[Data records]
■ ■ ■ ■ ■
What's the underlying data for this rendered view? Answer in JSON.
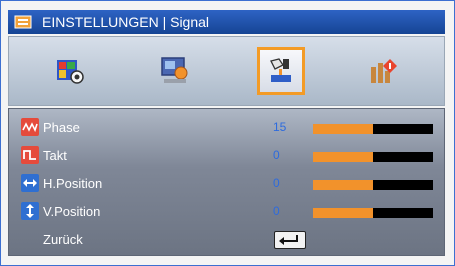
{
  "window": {
    "title": "EINSTELLUNGEN | Signal"
  },
  "tabs": [
    {
      "icon": "image-settings-icon",
      "selected": false
    },
    {
      "icon": "display-settings-icon",
      "selected": false
    },
    {
      "icon": "signal-settings-icon",
      "selected": true
    },
    {
      "icon": "system-settings-icon",
      "selected": false
    }
  ],
  "settings": {
    "rows": [
      {
        "label": "Phase",
        "value": "15",
        "level": 0.5,
        "icon": "phase-icon"
      },
      {
        "label": "Takt",
        "value": "0",
        "level": 0.5,
        "icon": "clock-icon"
      },
      {
        "label": "H.Position",
        "value": "0",
        "level": 0.5,
        "icon": "h-position-icon"
      },
      {
        "label": "V.Position",
        "value": "0",
        "level": 0.5,
        "icon": "v-position-icon"
      }
    ],
    "back_label": "Zurück"
  },
  "colors": {
    "accent": "#f39b26",
    "value_text": "#2d6bde",
    "title_bar": "#1f57b8"
  }
}
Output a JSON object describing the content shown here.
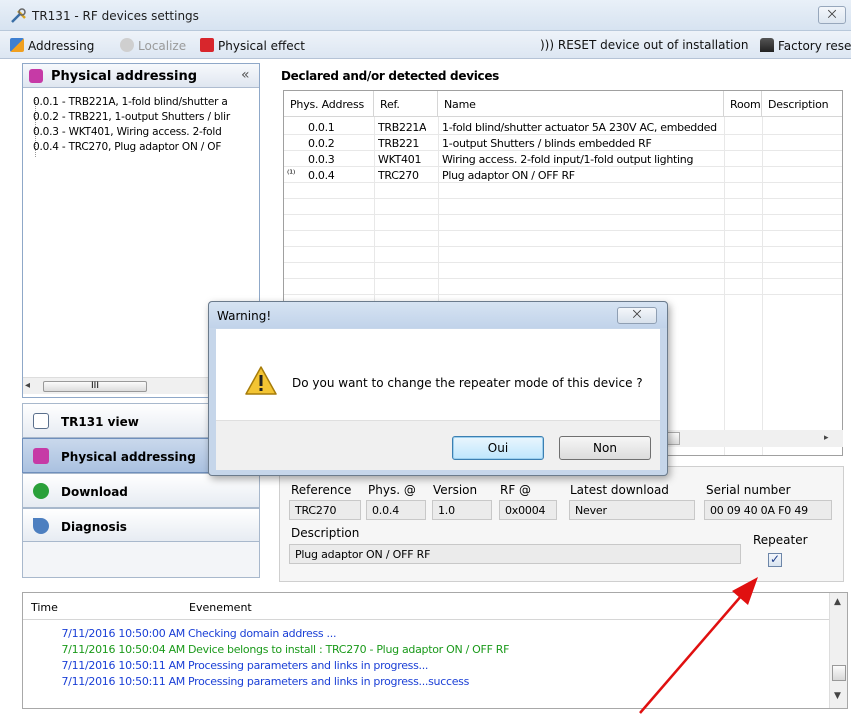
■ ■ ■ ■ ■
SHORT EXERCISE: Quote the material in full and exactly; do not carry over its pictures.

SOLUTION FOR THIS TASK:
What's the underlying data for this rendered view? Answer in JSON.
{
  "window": {
    "title": "EINSTELLUNGEN | Signal"
  },
  "tabs": [
    {
      "icon": "image-settings-icon",
      "selected": false
    },
    {
      "icon": "display-settings-icon",
      "selected": false
    },
    {
      "icon": "signal-settings-icon",
      "selected": true
    },
    {
      "icon": "system-settings-icon",
      "selected": false
    }
  ],
  "settings": {
    "rows": [
      {
        "label": "Phase",
        "value": "15",
        "level": 0.5,
        "icon": "phase-icon"
      },
      {
        "label": "Takt",
        "value": "0",
        "level": 0.5,
        "icon": "clock-icon"
      },
      {
        "label": "H.Position",
        "value": "0",
        "level": 0.5,
        "icon": "h-position-icon"
      },
      {
        "label": "V.Position",
        "value": "0",
        "level": 0.5,
        "icon": "v-position-icon"
      }
    ],
    "back_label": "Zurück"
  },
  "colors": {
    "accent": "#f39b26",
    "value_text": "#2d6bde",
    "title_bar": "#1f57b8"
  }
}
Output a JSON object describing the content shown here.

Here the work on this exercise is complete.